### Goal
Look through the data below. Pick out the lines holding the string "Nitrogen".
+---+
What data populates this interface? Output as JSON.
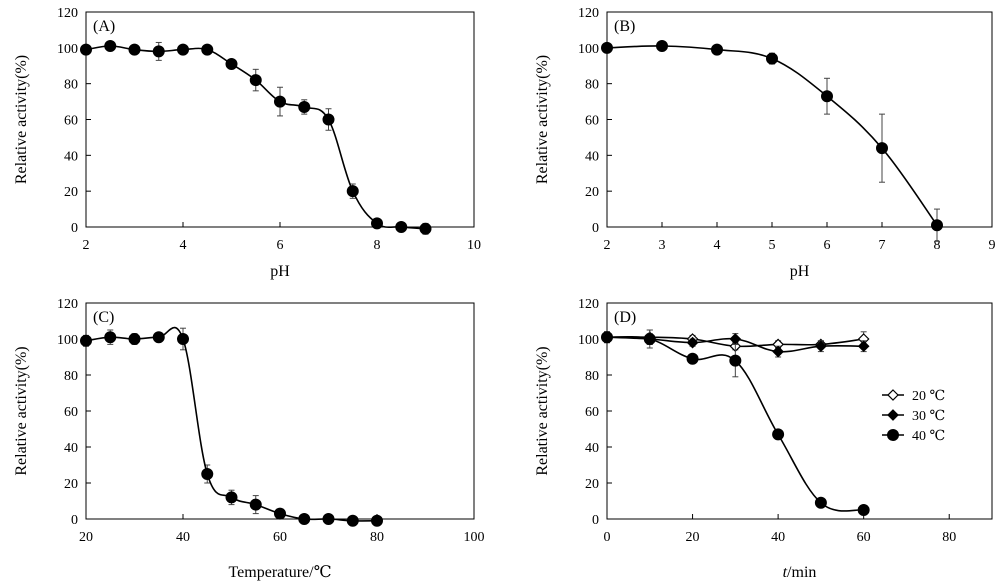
{
  "chart_data": [
    {
      "type": "line",
      "panel_label": "(A)",
      "xlabel": "pH",
      "ylabel": "Relative activity(%)",
      "xlim": [
        2,
        10
      ],
      "ylim": [
        0,
        120
      ],
      "xticks": [
        2,
        4,
        6,
        8,
        10
      ],
      "yticks": [
        0,
        20,
        40,
        60,
        80,
        100,
        120
      ],
      "series": [
        {
          "name": "activity",
          "marker": "circle",
          "x": [
            2,
            2.5,
            3,
            3.5,
            4,
            4.5,
            5,
            5.5,
            6,
            6.5,
            7,
            7.5,
            8,
            8.5,
            9
          ],
          "y": [
            99,
            101,
            99,
            98,
            99,
            99,
            91,
            82,
            70,
            67,
            60,
            20,
            2,
            0,
            -1
          ],
          "err": [
            1,
            1,
            2,
            5,
            1,
            1,
            2,
            6,
            8,
            4,
            6,
            4,
            1,
            1,
            3
          ]
        }
      ]
    },
    {
      "type": "line",
      "panel_label": "(B)",
      "xlabel": "pH",
      "ylabel": "Relative activity(%)",
      "xlim": [
        2,
        9
      ],
      "ylim": [
        0,
        120
      ],
      "xticks": [
        2,
        3,
        4,
        5,
        6,
        7,
        8,
        9
      ],
      "yticks": [
        0,
        20,
        40,
        60,
        80,
        100,
        120
      ],
      "series": [
        {
          "name": "activity",
          "marker": "circle",
          "x": [
            2,
            3,
            4,
            5,
            6,
            7,
            8
          ],
          "y": [
            100,
            101,
            99,
            94,
            73,
            44,
            1
          ],
          "err": [
            1,
            1,
            1,
            3,
            10,
            19,
            9
          ]
        }
      ]
    },
    {
      "type": "line",
      "panel_label": "(C)",
      "xlabel": "Temperature/℃",
      "ylabel": "Relative activity(%)",
      "xlim": [
        20,
        100
      ],
      "ylim": [
        0,
        120
      ],
      "xticks": [
        20,
        40,
        60,
        80,
        100
      ],
      "yticks": [
        0,
        20,
        40,
        60,
        80,
        100,
        120
      ],
      "series": [
        {
          "name": "activity",
          "marker": "circle",
          "x": [
            20,
            25,
            30,
            35,
            40,
            45,
            50,
            55,
            60,
            65,
            70,
            75,
            80
          ],
          "y": [
            99,
            101,
            100,
            101,
            100,
            25,
            12,
            8,
            3,
            0,
            0,
            -1,
            -1
          ],
          "err": [
            3,
            4,
            3,
            2,
            6,
            5,
            4,
            5,
            2,
            1,
            2,
            1,
            2
          ]
        }
      ]
    },
    {
      "type": "line",
      "panel_label": "(D)",
      "xlabel_prefix": "t",
      "xlabel": "/min",
      "ylabel": "Relative activity(%)",
      "xlim": [
        0,
        90
      ],
      "ylim": [
        0,
        120
      ],
      "xticks": [
        0,
        20,
        40,
        60,
        80
      ],
      "yticks": [
        0,
        20,
        40,
        60,
        80,
        100,
        120
      ],
      "legend_position": "right",
      "series": [
        {
          "name": "20 ℃",
          "marker": "diamond-open",
          "x": [
            0,
            10,
            20,
            30,
            40,
            50,
            60
          ],
          "y": [
            101,
            101,
            100,
            96,
            97,
            97,
            100
          ],
          "err": [
            3,
            4,
            2,
            2,
            2,
            2,
            4
          ]
        },
        {
          "name": "30 ℃",
          "marker": "diamond-filled",
          "x": [
            0,
            10,
            20,
            30,
            40,
            50,
            60
          ],
          "y": [
            101,
            100,
            98,
            100,
            93,
            96,
            96
          ],
          "err": [
            3,
            3,
            2,
            3,
            3,
            3,
            3
          ]
        },
        {
          "name": "40 ℃",
          "marker": "circle",
          "x": [
            0,
            10,
            20,
            30,
            40,
            50,
            60
          ],
          "y": [
            101,
            100,
            89,
            88,
            47,
            9,
            5
          ],
          "err": [
            3,
            5,
            2,
            9,
            1,
            1,
            2
          ]
        }
      ]
    }
  ]
}
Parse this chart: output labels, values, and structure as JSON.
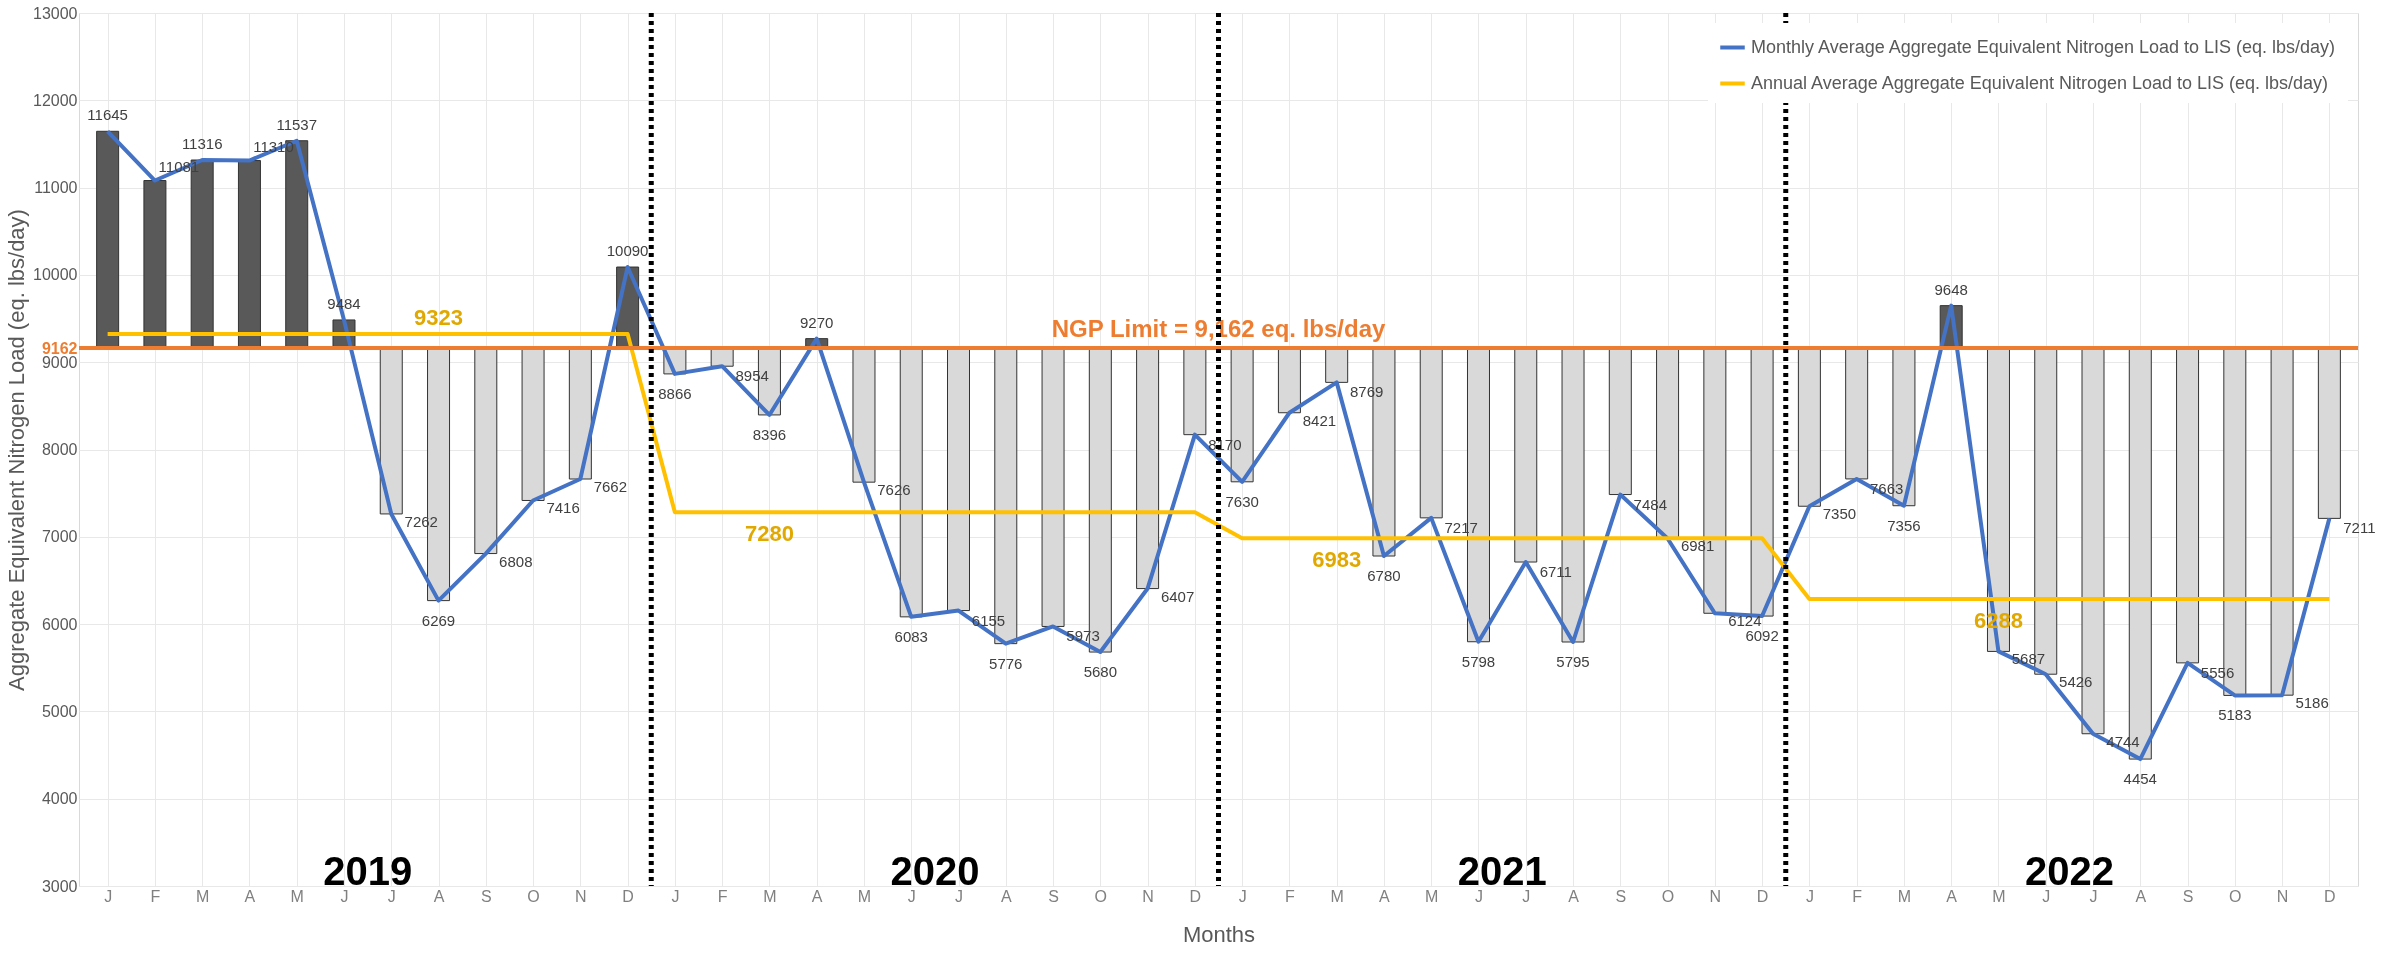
{
  "chart_data": {
    "type": "bar",
    "xlabel": "Months",
    "ylabel": "Aggregate Equivalent Nitrogen Load (eq. lbs/day)",
    "categories": [
      "J",
      "F",
      "M",
      "A",
      "M",
      "J",
      "J",
      "A",
      "S",
      "O",
      "N",
      "D",
      "J",
      "F",
      "M",
      "A",
      "M",
      "J",
      "J",
      "A",
      "S",
      "O",
      "N",
      "D",
      "J",
      "F",
      "M",
      "A",
      "M",
      "J",
      "J",
      "A",
      "S",
      "O",
      "N",
      "D",
      "J",
      "F",
      "M",
      "A",
      "M",
      "J",
      "J",
      "A",
      "S",
      "O",
      "N",
      "D"
    ],
    "ylim": [
      3000,
      13000
    ],
    "yticks": [
      3000,
      4000,
      5000,
      6000,
      7000,
      8000,
      9000,
      9162,
      10000,
      11000,
      12000,
      13000
    ],
    "grid": true,
    "legend": "top right",
    "marker": "none",
    "series": [
      {
        "base": [
          9162,
          9162,
          9162,
          9162,
          9162,
          9162,
          9162,
          9162,
          9162,
          9162,
          9162,
          9162,
          9162,
          9162,
          9162,
          9162,
          9162,
          9162,
          9162,
          9162,
          9162,
          9162,
          9162,
          9162,
          9162,
          9162,
          9162,
          9162,
          9162,
          9162,
          9162,
          9162,
          9162,
          9162,
          9162,
          9162,
          9162,
          9162,
          9162,
          9162,
          9162,
          9162,
          9162,
          9162,
          9162,
          9162,
          9162,
          9162
        ],
        "values": [
          2483,
          1919,
          2154,
          2148,
          2375,
          322,
          -1900,
          -2893,
          -2354,
          -1746,
          -1500,
          928,
          -296,
          -208,
          -766,
          108,
          -1536,
          -3079,
          -3007,
          -3386,
          -3189,
          -3482,
          -2755,
          -992,
          -1532,
          -741,
          -393,
          -2382,
          -1945,
          -3364,
          -2451,
          -3367,
          -1678,
          -2181,
          -3038,
          -3070,
          -1812,
          -1499,
          -1806,
          486,
          -3475,
          -3736,
          -4418,
          -4708,
          -3606,
          -3979,
          -3976,
          -1951
        ],
        "colors": [
          "#595959",
          "#595959",
          "#595959",
          "#595959",
          "#595959",
          "#595959",
          "#d9d9d9",
          "#d9d9d9",
          "#d9d9d9",
          "#d9d9d9",
          "#d9d9d9",
          "#595959",
          "#d9d9d9",
          "#d9d9d9",
          "#d9d9d9",
          "#595959",
          "#d9d9d9",
          "#d9d9d9",
          "#d9d9d9",
          "#d9d9d9",
          "#d9d9d9",
          "#d9d9d9",
          "#d9d9d9",
          "#d9d9d9",
          "#d9d9d9",
          "#d9d9d9",
          "#d9d9d9",
          "#d9d9d9",
          "#d9d9d9",
          "#d9d9d9",
          "#d9d9d9",
          "#d9d9d9",
          "#d9d9d9",
          "#d9d9d9",
          "#d9d9d9",
          "#d9d9d9",
          "#d9d9d9",
          "#d9d9d9",
          "#d9d9d9",
          "#595959",
          "#d9d9d9",
          "#d9d9d9",
          "#d9d9d9",
          "#d9d9d9",
          "#d9d9d9",
          "#d9d9d9",
          "#d9d9d9",
          "#d9d9d9"
        ]
      },
      {
        "type": "line",
        "name": "Monthly Average Aggregate Equivalent Nitrogen Load to LIS (eq. lbs/day)",
        "color": "#4472c4",
        "values": [
          11645,
          11081,
          11316,
          11310,
          11537,
          9484,
          7262,
          6269,
          6808,
          7416,
          7662,
          10090,
          8866,
          8954,
          8396,
          9270,
          7626,
          6083,
          6155,
          5776,
          5973,
          5680,
          6407,
          8170,
          7630,
          8421,
          8769,
          6780,
          7217,
          5798,
          6711,
          5795,
          7484,
          6981,
          6124,
          6092,
          7350,
          7663,
          7356,
          9648,
          5687,
          5426,
          4744,
          4454,
          5556,
          5183,
          5186,
          7211
        ],
        "value_labels": [
          "11645",
          "11081",
          "11316",
          "11310",
          "11537",
          "9484",
          "7262",
          "6269",
          "6808",
          "7416",
          "7662",
          "10090",
          "8866",
          "8954",
          "8396",
          "9270",
          "7626",
          "6083",
          "6155",
          "5776",
          "5973",
          "5680",
          "6407",
          "8170",
          "7630",
          "8421",
          "8769",
          "6780",
          "7217",
          "5798",
          "6711",
          "5795",
          "7484",
          "6981",
          "6124",
          "6092",
          "7350",
          "7663",
          "7356",
          "9648",
          "5687",
          "5426",
          "4744",
          "4454",
          "5556",
          "5183",
          "5186",
          "7211"
        ]
      },
      {
        "type": "line",
        "name": "Annual Average Aggregate Equivalent Nitrogen Load to LIS (eq. lbs/day)",
        "color": "#ffc000",
        "values": [
          9323,
          9323,
          9323,
          9323,
          9323,
          9323,
          9323,
          9323,
          9323,
          9323,
          9323,
          9323,
          7280,
          7280,
          7280,
          7280,
          7280,
          7280,
          7280,
          7280,
          7280,
          7280,
          7280,
          7280,
          6983,
          6983,
          6983,
          6983,
          6983,
          6983,
          6983,
          6983,
          6983,
          6983,
          6983,
          6983,
          6288,
          6288,
          6288,
          6288,
          6288,
          6288,
          6288,
          6288,
          6288,
          6288,
          6288,
          6288
        ],
        "value_labels": [
          null,
          null,
          null,
          null,
          null,
          null,
          null,
          "9323",
          null,
          null,
          null,
          null,
          null,
          null,
          "7280",
          null,
          null,
          null,
          null,
          null,
          null,
          null,
          null,
          null,
          null,
          null,
          "6983",
          null,
          null,
          null,
          null,
          null,
          null,
          null,
          null,
          null,
          null,
          null,
          null,
          null,
          "6288",
          null,
          null,
          null,
          null,
          null,
          null,
          null
        ]
      }
    ],
    "ref_lines": [
      {
        "axis": "y",
        "value": 9162,
        "label": "NGP Limit = 9,162 eq. lbs/day",
        "color": "#ed7d31",
        "line_style": "solid"
      }
    ],
    "annotations": [
      "2019",
      "2020",
      "2021",
      "2022"
    ]
  }
}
+---+
### Task solution
    "ylabel": "Aggregate Equivalent Nitrogen Load (eq. lbs/day)",
        "name": "Monthly Average Aggregate Equivalent Nitrogen Load to LIS (eq. lbs/day)",
        "name": "Annual Average Aggregate Equivalent Nitrogen Load to LIS (eq. lbs/day)",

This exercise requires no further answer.